■ Task material
__________

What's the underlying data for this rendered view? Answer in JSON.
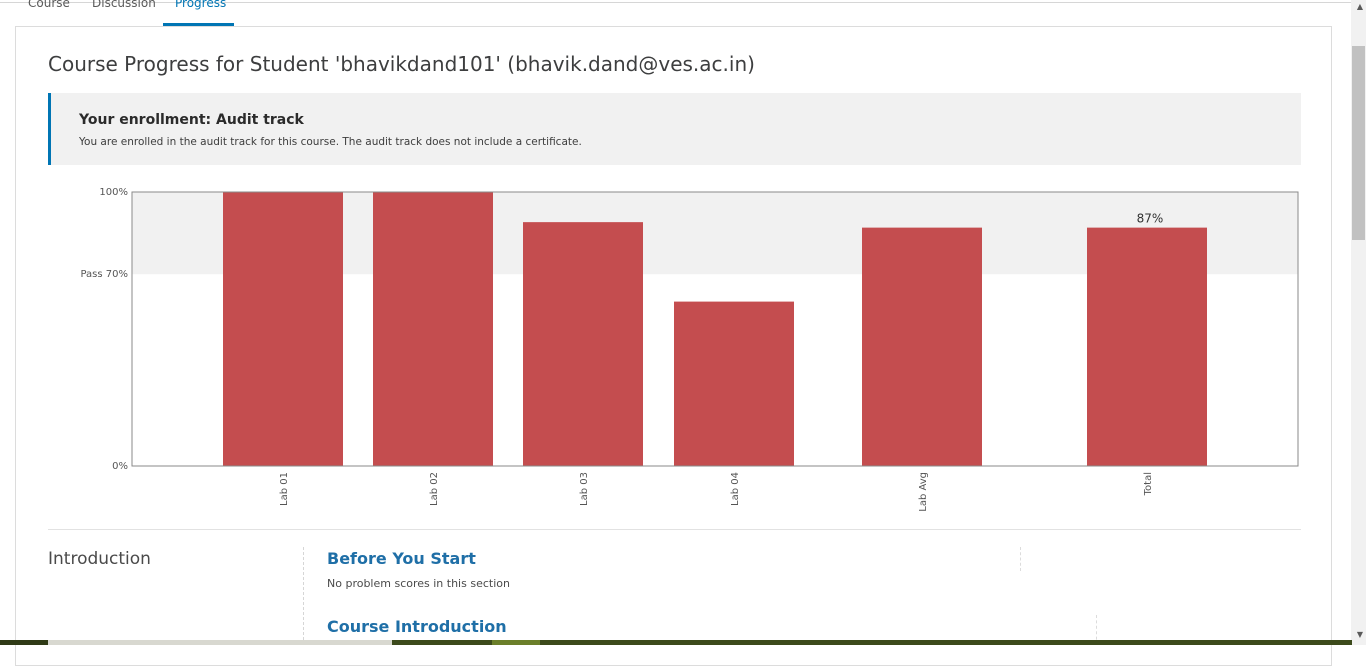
{
  "tabs": [
    {
      "label": "Course",
      "active": false
    },
    {
      "label": "Discussion",
      "active": false
    },
    {
      "label": "Progress",
      "active": true
    }
  ],
  "page": {
    "title": "Course Progress for Student 'bhavikdand101' (bhavik.dand@ves.ac.in)"
  },
  "enrollment": {
    "title": "Your enrollment: Audit track",
    "message": "You are enrolled in the audit track for this course. The audit track does not include a certificate."
  },
  "chart_data": {
    "type": "bar",
    "categories": [
      "Lab 01",
      "Lab 02",
      "Lab 03",
      "Lab 04",
      "Lab Avg",
      "Total"
    ],
    "values": [
      100,
      100,
      89,
      60,
      87,
      87
    ],
    "annotations": [
      {
        "category": "Total",
        "text": "87%"
      }
    ],
    "yticks": [
      {
        "value": 0,
        "label": "0%"
      },
      {
        "value": 70,
        "label": "Pass 70%"
      },
      {
        "value": 100,
        "label": "100%"
      }
    ],
    "ylim": [
      0,
      100
    ],
    "pass_threshold": 70,
    "bar_color": "#c44d4f",
    "pass_band_color": "#f1f1f1"
  },
  "chapter": {
    "title": "Introduction",
    "sections": [
      {
        "title": "Before You Start",
        "note": "No problem scores in this section"
      },
      {
        "title": "Course Introduction",
        "note": ""
      }
    ]
  },
  "colors": {
    "accent": "#0075b4",
    "link": "#1f6fa7",
    "bar": "#c44d4f"
  }
}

__________

■ Challenge
Pick out the lines containing the word "enrollment" and show them.

■ Answer below
  "enrollment": {
    "title": "Your enrollment: Audit track",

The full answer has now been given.